→ **Given text**

Honeycomb structures

This research focuses on deformation constraints of honeycomb core cells in a sandwich imposed by bonds to the face sheets. Specifically, the influence of one-sided core constraints on the bending stiffness of a single-face honeycomb core sandwich is examined. To characterize the unconstrained in-plane compressive response of honeycomb core, a range of honeycomb cores was experimentally examined. Cores with a thin cell wall displayed extensive bending deformation of inclined cell walls while cores with thicker walls failed by a shear-type instability of the cells indicated by tilting of vertical cell wall segments. The modulus and compressive strength of the core were compared to the predictions from unit cell models. The results show that geometrical imperfections such as deviation from the intended cell wall angle cause in-plane anisotropy and have strong influence on modulus and strength of the core. Modulus and strength were in reasonable agreement with predictions from unit cell models for cell wall modulus and strength between 5-12 GPa and 72-171 MPa for the set of cores examined.

→ **Tasks**
A) Can you rewrite the paragraph of the honeycomb structures text that begins "This research focuses on deformation constraints" as a short bulleted list that keeps its main facts?
B) Which structural parts of the sandwich and its honeycomb core are named in the honeycomb structures text?
C) Could you write the next few sentences of the honeycomb structures text, carrying on after its final sentence?
These records have no connection to the honeycomb structures text.

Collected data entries
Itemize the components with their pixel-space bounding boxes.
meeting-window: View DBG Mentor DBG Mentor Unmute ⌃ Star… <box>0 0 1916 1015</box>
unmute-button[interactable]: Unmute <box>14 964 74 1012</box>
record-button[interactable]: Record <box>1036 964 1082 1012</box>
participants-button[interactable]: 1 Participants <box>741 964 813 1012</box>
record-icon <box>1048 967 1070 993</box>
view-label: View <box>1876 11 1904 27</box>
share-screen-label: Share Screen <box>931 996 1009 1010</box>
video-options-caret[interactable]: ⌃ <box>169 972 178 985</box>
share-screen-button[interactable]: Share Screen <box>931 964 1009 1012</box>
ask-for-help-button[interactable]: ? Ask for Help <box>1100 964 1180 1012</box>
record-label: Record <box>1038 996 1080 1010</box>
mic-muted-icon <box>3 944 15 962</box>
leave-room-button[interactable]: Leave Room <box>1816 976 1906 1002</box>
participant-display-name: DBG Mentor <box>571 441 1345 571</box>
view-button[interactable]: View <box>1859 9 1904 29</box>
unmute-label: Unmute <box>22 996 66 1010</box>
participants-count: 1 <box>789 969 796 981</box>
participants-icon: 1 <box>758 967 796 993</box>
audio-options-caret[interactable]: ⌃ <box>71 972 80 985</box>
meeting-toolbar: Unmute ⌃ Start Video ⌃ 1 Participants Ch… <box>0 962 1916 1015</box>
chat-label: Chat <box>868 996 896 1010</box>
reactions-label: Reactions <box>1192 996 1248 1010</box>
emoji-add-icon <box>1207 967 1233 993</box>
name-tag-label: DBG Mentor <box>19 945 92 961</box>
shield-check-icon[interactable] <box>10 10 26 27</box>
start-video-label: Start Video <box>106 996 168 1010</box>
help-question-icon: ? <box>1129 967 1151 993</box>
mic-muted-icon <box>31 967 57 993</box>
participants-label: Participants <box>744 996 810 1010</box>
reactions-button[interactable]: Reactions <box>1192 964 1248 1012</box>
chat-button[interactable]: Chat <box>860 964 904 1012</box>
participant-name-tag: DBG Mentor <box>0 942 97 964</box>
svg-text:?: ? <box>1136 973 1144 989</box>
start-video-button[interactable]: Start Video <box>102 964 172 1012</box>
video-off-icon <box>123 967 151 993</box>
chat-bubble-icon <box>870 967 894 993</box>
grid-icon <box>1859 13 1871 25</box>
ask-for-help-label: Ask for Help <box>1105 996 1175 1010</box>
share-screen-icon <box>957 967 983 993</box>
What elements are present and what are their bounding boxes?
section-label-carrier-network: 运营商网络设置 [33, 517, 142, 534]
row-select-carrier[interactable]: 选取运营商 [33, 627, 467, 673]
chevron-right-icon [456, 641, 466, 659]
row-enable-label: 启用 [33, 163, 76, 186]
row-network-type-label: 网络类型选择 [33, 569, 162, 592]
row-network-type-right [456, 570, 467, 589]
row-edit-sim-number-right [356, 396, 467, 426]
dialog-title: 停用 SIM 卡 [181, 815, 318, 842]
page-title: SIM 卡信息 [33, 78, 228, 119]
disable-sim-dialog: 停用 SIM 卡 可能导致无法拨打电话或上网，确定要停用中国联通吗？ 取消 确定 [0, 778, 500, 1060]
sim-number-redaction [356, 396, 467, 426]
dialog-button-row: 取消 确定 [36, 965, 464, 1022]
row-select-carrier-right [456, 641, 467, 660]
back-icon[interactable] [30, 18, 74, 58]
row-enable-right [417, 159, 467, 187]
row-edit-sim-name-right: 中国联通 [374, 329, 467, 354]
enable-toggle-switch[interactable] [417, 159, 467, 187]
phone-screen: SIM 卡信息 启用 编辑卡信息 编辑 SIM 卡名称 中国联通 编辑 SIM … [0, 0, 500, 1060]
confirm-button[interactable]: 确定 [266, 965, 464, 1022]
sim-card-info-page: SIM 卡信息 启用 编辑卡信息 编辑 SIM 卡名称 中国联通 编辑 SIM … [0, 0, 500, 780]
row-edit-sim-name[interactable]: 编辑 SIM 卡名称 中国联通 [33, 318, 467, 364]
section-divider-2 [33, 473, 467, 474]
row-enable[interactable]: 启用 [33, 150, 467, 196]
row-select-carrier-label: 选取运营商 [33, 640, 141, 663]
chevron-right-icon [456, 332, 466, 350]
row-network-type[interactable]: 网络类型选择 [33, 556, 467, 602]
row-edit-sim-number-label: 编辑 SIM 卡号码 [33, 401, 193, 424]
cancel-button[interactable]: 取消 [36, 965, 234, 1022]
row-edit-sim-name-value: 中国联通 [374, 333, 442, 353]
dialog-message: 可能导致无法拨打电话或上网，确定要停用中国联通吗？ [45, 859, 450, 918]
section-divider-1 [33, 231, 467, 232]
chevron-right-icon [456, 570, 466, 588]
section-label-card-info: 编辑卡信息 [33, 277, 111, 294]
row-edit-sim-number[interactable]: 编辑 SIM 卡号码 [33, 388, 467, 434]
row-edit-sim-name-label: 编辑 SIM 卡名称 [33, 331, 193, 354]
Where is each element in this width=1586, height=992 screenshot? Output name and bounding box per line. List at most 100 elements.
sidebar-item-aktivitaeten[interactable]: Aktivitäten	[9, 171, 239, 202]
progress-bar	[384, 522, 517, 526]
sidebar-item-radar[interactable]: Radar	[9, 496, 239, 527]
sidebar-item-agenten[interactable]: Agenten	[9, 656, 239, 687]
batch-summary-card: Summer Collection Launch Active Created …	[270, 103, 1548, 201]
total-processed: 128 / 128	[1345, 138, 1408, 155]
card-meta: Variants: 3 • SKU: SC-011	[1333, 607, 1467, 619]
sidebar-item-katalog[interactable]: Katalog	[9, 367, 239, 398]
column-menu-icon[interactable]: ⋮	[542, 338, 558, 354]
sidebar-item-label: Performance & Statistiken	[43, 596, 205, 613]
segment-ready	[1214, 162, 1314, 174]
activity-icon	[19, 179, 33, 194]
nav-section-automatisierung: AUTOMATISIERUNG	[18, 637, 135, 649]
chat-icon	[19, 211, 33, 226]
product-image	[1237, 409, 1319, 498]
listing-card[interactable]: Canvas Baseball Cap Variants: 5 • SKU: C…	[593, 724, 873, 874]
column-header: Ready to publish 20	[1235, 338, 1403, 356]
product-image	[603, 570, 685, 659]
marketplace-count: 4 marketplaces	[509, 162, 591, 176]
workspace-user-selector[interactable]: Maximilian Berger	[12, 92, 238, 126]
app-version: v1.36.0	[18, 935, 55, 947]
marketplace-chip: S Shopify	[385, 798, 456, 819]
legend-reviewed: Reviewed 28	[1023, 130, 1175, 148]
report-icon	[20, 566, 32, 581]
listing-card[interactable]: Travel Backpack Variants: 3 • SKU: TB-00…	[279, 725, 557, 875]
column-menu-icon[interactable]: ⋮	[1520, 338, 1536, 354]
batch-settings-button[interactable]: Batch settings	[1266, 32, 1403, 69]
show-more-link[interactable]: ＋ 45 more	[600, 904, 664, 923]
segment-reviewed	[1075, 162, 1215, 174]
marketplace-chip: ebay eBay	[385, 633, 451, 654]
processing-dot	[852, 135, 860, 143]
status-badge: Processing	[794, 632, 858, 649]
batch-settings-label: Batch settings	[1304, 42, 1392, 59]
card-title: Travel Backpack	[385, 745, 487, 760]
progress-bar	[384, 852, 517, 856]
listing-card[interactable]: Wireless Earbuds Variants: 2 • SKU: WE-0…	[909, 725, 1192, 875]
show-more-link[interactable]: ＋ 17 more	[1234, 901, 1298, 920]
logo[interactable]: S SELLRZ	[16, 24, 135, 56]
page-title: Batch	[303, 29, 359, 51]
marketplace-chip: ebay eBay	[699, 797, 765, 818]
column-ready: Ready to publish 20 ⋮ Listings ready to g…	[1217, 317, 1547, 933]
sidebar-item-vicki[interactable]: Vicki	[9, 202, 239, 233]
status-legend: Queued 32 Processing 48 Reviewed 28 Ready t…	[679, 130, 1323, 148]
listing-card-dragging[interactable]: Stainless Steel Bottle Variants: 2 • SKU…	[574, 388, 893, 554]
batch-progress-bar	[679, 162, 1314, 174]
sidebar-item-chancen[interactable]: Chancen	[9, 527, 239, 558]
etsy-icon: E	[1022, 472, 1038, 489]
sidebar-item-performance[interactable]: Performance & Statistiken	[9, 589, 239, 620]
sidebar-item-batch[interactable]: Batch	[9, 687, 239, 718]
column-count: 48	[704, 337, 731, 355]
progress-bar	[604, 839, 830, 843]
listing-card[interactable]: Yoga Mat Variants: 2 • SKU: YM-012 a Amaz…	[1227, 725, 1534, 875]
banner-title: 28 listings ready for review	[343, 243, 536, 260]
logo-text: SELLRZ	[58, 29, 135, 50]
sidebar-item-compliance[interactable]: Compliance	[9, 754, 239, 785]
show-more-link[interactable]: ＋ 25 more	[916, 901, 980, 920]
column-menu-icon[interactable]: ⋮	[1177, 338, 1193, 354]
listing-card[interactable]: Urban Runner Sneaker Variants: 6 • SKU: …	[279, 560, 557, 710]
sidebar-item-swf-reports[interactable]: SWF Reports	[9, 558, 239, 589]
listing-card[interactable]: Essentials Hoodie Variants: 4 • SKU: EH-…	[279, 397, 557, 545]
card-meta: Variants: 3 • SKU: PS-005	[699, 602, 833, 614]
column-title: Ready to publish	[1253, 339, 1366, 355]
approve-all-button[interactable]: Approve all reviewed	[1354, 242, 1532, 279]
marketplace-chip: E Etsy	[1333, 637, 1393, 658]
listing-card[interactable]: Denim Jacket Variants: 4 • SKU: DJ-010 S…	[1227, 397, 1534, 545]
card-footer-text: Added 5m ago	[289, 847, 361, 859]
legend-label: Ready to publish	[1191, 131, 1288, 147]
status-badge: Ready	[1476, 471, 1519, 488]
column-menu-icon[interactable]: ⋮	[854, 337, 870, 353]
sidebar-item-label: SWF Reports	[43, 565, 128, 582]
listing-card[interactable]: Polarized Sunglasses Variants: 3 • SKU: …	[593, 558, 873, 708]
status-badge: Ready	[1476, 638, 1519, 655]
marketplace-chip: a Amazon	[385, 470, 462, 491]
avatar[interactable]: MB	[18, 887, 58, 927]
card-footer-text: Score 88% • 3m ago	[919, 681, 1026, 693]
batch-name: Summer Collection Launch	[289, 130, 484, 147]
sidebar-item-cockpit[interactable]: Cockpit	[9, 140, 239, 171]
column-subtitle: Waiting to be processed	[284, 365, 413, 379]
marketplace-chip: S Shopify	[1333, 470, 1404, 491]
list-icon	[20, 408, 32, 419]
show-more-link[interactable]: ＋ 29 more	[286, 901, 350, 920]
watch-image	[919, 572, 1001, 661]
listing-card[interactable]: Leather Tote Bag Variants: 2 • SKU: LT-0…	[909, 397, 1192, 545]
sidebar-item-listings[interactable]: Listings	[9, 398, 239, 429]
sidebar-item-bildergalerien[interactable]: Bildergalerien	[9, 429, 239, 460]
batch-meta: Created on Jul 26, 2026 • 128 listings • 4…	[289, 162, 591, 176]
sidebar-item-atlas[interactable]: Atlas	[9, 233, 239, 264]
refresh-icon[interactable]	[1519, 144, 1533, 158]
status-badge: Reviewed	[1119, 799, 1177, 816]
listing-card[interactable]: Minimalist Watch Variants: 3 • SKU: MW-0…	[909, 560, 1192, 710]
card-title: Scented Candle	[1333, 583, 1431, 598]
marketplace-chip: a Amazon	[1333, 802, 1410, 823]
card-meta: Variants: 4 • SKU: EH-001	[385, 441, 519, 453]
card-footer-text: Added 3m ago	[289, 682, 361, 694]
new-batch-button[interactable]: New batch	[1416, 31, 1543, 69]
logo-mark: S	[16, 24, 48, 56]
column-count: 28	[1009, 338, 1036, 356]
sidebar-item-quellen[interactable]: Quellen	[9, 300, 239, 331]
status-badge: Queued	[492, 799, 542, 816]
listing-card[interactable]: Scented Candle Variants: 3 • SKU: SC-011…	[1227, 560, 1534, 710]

→ **Task responses**
A)
- The research looks at how bonds to the face sheets constrain the deformation of honeycomb core cells in a sandwich, specifically how one-sided core constraints affect the bending stiffness of a single-face honeycomb core sandwich.
- A range of honeycomb cores was tested to characterize their unconstrained in-plane compressive response.
- Thin-walled cores showed extensive bending of inclined cell walls. Thicker-walled cores failed by a shear-type cell instability, seen as tilting of vertical cell wall segments.
- Core modulus and compressive strength were compared with unit cell model predictions.
- Geometrical imperfections, such as deviation from the intended cell wall angle, cause in-plane anisotropy and strongly affect modulus and strength.
- Modulus and strength agreed reasonably with the models for cell wall modulus of 5–12 GPa and strength of 72–171 MPa.

B)
- Face sheets
- Bonds to the face sheets
- Honeycomb core cells
- Cell walls
- Inclined cell walls
- Vertical cell wall segments

C)
The objective of the research presented in this thesis is to develop analysis and test procedures for the characterization of disbonding crack growth in a honeycomb (HC) core sandwich structure. Face sheet-to-core disbonding are of particular interest to aircraft certification authorities due to several in-service occurrences. Experimental investigation was initially focused on the mode I dominated Single Cantilever Beam (SCB) test method. Various data reduction methodologies were employed to determine the fracture toughness. The MBT method produced the most consistent and conservative results. Finite element analysis (FEA) a double periodic array of hexagonal cells was conducted to determine the effective in-plane extensional modulus and Poisson ratio of the HC core. It was shown that deformation constraints on the core, due to attachment of the core to rigid face sheets, will drastically change the behavior of the HC core. The response changes from being governed by bending to stretching which substantially elevates the effective in-plane modulus. Fracture mechanics analysis of a face/core interface crack in a HC core SCB specimen was performed using FEA. The influence of in-plane properties of the constrained core on energy release rate and mode mixity phase angle was examined. Use of plane strain conditions and an elevated modulus of the constrained core in the analysis is recommended. The approach is substantiated by testing of HC core SCB sandwich. Test results showed good agreement with FEA prediction of compliance and kink angle.